▸ Short task:
Copy exactly the last part of the entries, starting from the line with "Output a JSON" and including the final line.

<<<<

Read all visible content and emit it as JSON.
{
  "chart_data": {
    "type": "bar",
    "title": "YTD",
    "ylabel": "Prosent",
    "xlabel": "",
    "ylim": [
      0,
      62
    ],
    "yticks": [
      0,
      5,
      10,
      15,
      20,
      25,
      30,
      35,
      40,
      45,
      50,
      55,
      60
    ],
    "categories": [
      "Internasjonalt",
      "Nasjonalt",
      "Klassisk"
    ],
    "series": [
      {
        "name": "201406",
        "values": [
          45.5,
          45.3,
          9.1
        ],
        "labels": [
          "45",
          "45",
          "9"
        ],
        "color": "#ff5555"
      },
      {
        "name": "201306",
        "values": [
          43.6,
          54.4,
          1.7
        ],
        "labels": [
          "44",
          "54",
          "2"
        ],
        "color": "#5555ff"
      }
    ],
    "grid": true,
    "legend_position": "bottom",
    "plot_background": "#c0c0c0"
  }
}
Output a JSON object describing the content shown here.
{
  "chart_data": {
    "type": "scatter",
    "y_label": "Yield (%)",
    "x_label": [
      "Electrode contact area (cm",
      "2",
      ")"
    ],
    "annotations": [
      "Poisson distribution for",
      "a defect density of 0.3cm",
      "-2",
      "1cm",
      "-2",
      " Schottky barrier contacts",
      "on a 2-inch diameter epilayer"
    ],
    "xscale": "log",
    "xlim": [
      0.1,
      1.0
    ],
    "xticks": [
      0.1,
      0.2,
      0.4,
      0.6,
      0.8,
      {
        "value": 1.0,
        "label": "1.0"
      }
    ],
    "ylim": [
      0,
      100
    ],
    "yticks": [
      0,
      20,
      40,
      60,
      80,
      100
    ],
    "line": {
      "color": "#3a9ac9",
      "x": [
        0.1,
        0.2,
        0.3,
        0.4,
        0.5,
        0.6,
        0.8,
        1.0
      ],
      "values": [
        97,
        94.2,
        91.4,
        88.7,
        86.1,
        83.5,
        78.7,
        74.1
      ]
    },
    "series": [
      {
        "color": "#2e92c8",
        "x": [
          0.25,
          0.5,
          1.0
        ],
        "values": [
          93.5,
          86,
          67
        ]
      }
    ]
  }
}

>>>>

▸ Response for this exercise:
Output a JSON object describing the content shown here.
{
  "chart_data": {
    "type": "scatter",
    "y_label": "Yield (%)",
    "x_label": [
      "Electrode contact area (cm",
      "2",
      ")"
    ],
    "annotations": [
      "Poisson distribution for",
      "a defect density of 0.3cm",
      "-2",
      "1cm",
      "-2",
      " Schottky barrier contacts",
      "on a 2-inch diameter epilayer"
    ],
    "xscale": "log",
    "xlim": [
      0.1,
      1.0
    ],
    "xticks": [
      0.1,
      0.2,
      0.4,
      0.6,
      0.8,
      {
        "value": 1.0,
        "label": "1.0"
      }
    ],
    "ylim": [
      0,
      100
    ],
    "yticks": [
      0,
      20,
      40,
      60,
      80,
      100
    ],
    "line": {
      "color": "#3a9ac9",
      "x": [
        0.1,
        0.2,
        0.3,
        0.4,
        0.5,
        0.6,
        0.8,
        1.0
      ],
      "values": [
        97,
        94.2,
        91.4,
        88.7,
        86.1,
        83.5,
        78.7,
        74.1
      ]
    },
    "series": [
      {
        "color": "#2e92c8",
        "x": [
          0.25,
          0.5,
          1.0
        ],
        "values": [
          93.5,
          86,
          67
        ]
      }
    ]
  }
}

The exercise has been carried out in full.